-- Exercise goal --
Find the string "quis" in the records. Copy every line it appears in.

-- Given entries --
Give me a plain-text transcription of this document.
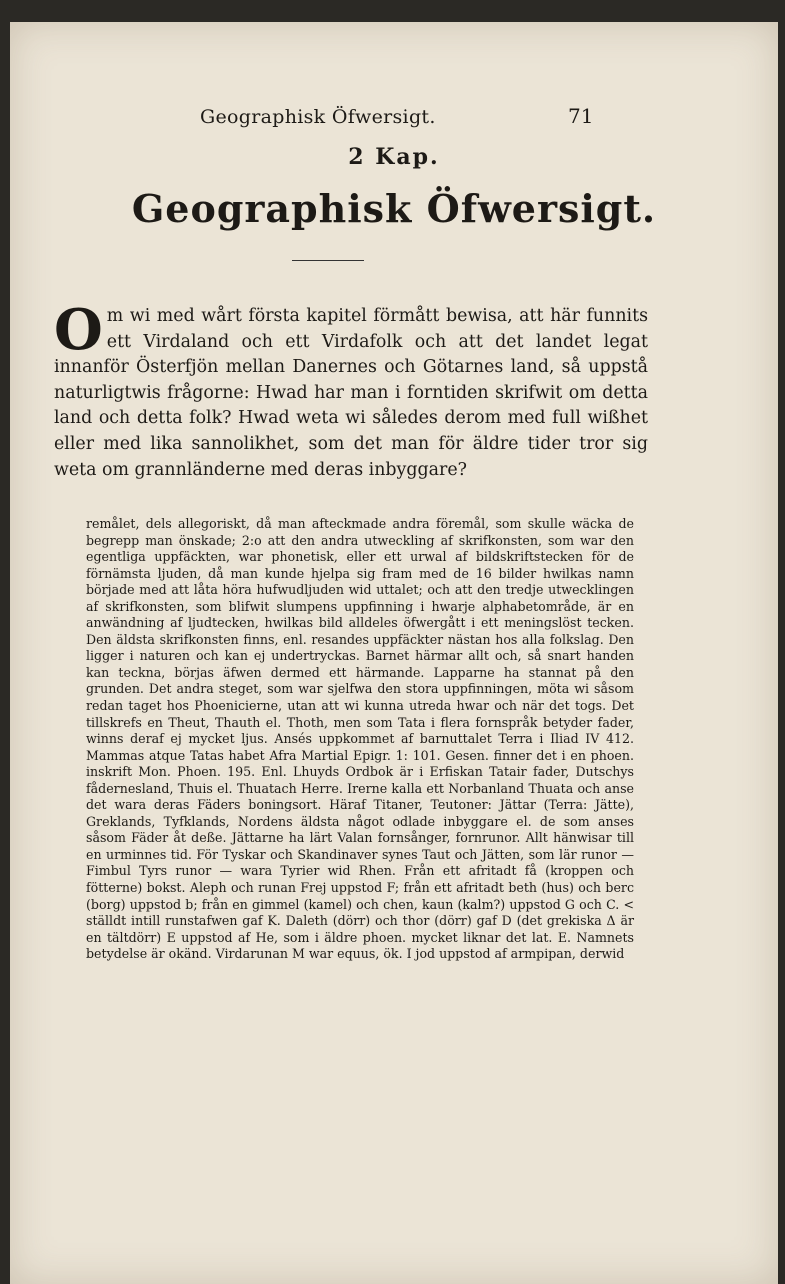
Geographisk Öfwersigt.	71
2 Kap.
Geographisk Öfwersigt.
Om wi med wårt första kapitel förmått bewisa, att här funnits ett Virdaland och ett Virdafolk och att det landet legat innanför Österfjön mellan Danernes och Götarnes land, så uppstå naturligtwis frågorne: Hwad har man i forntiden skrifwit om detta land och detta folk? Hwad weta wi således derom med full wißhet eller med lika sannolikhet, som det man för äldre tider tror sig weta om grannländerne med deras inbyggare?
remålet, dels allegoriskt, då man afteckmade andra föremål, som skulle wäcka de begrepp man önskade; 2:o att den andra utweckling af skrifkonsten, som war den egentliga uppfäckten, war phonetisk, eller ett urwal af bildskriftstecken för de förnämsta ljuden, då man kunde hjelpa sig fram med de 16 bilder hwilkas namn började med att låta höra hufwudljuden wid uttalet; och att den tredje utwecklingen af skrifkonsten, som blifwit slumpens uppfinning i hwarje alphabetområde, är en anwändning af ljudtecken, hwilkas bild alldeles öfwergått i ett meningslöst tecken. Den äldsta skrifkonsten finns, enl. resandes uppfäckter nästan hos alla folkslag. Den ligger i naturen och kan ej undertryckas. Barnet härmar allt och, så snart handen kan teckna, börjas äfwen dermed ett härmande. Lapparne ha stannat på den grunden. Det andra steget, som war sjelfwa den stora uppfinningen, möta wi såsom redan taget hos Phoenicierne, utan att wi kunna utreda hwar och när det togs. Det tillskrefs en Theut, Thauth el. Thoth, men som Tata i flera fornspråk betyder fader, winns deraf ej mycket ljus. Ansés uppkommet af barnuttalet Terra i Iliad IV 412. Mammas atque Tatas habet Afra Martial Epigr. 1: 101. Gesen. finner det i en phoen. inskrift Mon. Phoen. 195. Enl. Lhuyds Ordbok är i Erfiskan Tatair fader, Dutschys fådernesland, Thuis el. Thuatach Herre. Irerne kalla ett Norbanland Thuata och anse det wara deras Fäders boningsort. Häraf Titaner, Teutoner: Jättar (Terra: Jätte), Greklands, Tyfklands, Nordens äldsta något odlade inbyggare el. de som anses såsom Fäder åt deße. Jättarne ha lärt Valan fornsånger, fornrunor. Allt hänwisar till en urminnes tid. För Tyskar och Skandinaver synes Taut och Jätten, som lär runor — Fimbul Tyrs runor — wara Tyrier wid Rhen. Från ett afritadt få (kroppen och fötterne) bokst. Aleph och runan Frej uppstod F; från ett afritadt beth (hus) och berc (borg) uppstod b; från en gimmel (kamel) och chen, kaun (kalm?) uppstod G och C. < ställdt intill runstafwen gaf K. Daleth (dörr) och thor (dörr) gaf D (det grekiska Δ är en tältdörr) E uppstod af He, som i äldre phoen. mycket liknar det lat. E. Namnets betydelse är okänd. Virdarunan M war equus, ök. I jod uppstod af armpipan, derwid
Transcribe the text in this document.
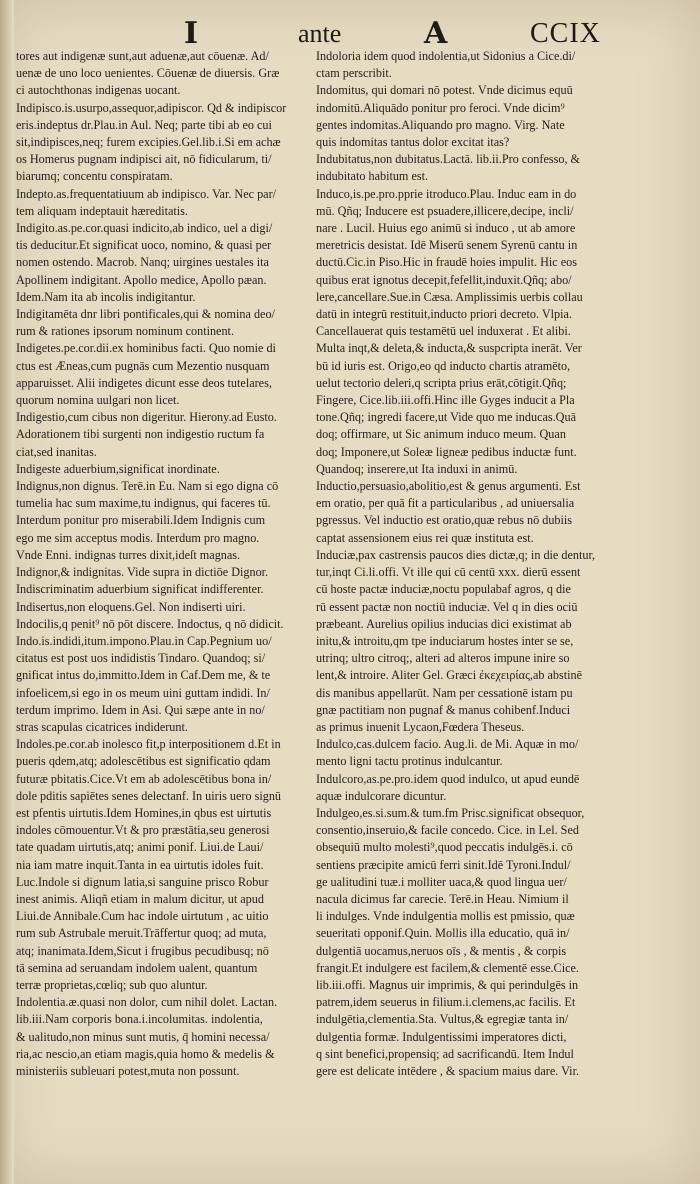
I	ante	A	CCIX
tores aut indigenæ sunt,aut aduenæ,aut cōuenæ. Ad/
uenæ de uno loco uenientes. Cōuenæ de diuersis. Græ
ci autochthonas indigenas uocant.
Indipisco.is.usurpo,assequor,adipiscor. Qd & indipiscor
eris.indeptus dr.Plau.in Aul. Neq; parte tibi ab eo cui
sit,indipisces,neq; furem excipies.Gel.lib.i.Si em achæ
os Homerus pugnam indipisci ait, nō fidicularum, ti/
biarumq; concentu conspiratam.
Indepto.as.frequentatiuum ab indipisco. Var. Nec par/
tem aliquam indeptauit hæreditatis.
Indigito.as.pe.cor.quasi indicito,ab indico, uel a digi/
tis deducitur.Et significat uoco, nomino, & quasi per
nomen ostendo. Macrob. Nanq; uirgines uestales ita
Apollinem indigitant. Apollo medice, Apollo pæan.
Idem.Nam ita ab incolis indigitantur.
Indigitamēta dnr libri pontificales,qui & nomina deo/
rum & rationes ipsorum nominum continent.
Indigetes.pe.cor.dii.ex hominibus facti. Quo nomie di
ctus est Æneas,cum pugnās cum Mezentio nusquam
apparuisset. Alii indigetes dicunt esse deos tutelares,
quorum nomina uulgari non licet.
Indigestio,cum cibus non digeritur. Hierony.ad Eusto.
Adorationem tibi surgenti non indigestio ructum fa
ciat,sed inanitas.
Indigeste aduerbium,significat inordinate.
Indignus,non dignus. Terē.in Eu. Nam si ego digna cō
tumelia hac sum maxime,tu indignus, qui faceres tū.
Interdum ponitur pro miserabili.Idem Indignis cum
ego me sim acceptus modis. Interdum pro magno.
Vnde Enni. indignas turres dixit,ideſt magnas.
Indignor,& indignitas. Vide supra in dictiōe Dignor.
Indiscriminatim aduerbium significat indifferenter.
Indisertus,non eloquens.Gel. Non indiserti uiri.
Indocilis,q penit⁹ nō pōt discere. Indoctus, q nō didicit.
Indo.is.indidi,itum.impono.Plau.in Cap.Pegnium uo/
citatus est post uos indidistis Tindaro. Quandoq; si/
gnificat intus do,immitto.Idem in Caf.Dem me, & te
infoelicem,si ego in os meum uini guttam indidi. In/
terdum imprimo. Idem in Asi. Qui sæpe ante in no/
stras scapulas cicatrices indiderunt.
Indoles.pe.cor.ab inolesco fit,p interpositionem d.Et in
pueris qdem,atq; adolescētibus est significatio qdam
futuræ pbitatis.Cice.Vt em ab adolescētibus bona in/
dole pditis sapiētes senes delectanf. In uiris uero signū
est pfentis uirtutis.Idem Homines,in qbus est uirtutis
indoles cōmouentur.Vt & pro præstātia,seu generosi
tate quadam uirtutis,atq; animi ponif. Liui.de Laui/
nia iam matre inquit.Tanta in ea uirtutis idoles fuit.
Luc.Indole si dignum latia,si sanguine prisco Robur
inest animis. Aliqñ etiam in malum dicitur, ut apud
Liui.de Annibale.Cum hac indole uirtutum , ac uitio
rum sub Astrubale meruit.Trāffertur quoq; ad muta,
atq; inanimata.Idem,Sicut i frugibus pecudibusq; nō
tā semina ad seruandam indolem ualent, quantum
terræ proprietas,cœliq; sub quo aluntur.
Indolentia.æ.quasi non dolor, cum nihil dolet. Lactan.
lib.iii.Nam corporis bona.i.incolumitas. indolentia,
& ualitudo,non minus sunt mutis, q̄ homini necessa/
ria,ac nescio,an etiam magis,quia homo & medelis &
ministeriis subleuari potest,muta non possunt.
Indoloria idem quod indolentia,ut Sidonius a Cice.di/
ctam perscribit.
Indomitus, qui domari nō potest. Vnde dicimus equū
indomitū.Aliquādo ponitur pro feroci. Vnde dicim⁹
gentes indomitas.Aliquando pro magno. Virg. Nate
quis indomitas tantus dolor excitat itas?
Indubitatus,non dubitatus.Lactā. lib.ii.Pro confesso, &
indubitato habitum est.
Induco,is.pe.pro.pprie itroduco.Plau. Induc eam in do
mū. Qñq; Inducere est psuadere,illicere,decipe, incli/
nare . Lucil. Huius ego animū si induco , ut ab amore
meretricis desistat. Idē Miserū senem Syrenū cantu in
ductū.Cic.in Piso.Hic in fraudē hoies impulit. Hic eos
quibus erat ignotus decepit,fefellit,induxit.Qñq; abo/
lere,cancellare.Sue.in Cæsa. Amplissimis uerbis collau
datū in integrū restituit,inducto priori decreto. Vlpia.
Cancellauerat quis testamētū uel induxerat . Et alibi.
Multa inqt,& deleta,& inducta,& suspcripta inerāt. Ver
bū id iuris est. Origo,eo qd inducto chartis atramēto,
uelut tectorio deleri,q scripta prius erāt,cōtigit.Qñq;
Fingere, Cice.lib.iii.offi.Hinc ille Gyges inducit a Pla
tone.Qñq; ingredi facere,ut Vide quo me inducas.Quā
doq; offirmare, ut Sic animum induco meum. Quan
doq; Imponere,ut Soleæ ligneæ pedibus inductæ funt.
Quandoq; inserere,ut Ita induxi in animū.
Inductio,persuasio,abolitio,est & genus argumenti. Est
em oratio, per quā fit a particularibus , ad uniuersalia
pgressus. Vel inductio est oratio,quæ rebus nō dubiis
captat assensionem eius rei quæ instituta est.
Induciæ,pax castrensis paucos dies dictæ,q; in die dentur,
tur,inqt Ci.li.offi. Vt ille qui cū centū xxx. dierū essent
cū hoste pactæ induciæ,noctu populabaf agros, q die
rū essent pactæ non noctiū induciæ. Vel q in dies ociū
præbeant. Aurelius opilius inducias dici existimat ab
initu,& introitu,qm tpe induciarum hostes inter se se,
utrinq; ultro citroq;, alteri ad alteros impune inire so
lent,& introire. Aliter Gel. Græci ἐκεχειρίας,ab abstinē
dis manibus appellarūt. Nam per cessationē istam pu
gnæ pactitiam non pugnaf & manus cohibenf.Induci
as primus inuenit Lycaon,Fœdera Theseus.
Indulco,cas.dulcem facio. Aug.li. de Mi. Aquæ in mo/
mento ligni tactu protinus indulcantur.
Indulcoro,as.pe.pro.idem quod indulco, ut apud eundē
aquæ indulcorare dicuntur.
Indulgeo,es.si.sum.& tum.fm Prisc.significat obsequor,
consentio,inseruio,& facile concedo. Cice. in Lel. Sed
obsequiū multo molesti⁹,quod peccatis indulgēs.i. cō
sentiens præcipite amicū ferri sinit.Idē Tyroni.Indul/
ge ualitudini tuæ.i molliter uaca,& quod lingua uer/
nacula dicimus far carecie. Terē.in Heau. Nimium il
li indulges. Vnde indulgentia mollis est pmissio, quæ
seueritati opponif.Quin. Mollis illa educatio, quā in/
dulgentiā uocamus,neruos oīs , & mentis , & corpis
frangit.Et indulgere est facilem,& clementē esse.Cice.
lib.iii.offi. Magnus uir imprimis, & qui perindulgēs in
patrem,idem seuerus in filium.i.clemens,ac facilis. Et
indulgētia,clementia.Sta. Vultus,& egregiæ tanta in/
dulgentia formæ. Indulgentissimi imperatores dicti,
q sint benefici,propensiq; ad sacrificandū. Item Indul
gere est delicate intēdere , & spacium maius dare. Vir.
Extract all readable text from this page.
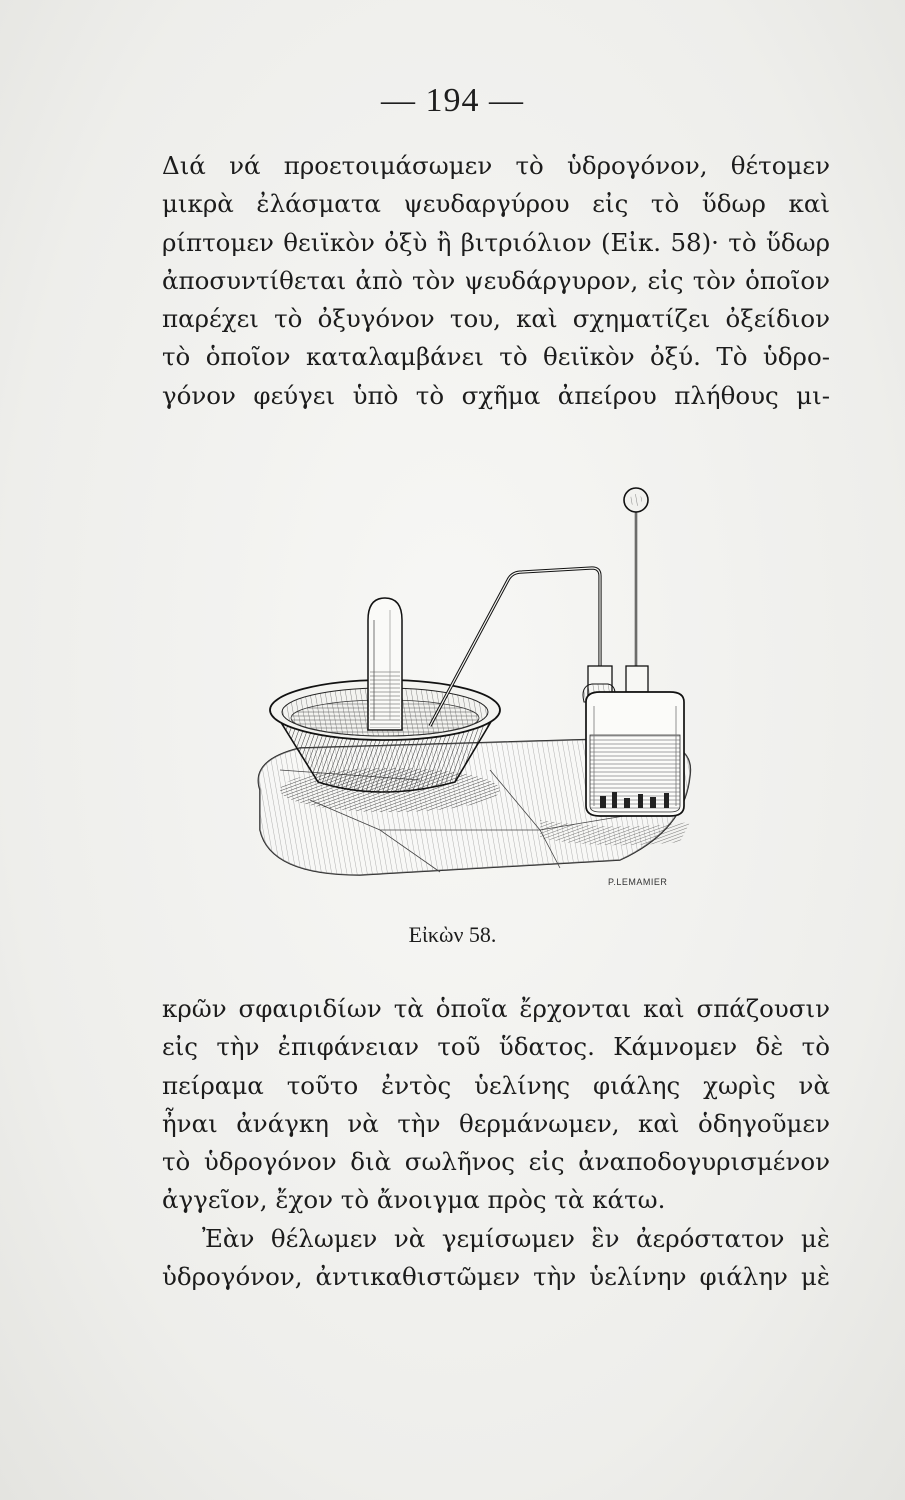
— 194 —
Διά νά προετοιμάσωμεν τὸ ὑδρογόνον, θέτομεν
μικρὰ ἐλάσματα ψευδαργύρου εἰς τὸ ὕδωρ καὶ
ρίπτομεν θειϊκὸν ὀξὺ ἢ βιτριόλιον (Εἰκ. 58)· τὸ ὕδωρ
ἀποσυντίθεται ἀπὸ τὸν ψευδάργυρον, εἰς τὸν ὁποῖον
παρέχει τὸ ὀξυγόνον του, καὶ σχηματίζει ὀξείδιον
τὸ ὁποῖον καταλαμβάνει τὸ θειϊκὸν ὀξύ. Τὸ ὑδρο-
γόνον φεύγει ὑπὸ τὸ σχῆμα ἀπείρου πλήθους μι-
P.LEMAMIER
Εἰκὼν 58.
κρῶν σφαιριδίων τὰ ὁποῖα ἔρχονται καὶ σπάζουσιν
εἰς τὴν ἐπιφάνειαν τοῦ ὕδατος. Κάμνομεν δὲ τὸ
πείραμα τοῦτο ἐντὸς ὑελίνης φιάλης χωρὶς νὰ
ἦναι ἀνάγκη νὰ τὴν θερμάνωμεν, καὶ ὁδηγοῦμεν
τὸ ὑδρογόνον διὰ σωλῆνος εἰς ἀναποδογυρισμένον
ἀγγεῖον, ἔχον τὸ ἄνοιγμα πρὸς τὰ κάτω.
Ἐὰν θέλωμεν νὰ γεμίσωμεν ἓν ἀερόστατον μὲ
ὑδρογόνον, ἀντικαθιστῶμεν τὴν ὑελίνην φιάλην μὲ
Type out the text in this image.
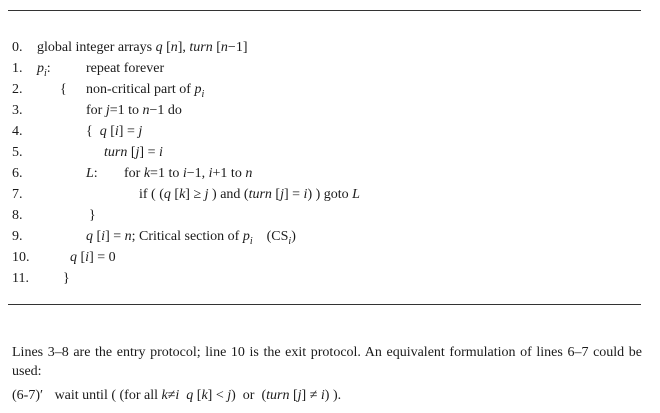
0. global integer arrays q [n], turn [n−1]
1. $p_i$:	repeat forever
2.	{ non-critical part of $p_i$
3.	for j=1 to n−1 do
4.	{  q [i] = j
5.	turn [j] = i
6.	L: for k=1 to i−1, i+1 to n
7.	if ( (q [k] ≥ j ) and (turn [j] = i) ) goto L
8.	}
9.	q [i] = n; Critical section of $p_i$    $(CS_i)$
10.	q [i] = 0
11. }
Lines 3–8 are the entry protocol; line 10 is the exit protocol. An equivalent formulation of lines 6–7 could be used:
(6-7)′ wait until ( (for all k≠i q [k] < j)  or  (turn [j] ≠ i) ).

-- Result of this exercise --
quis indomitas tantus dolor excitat itas?
Cancellauerat quis testamētū uel induxerat . Et alibi.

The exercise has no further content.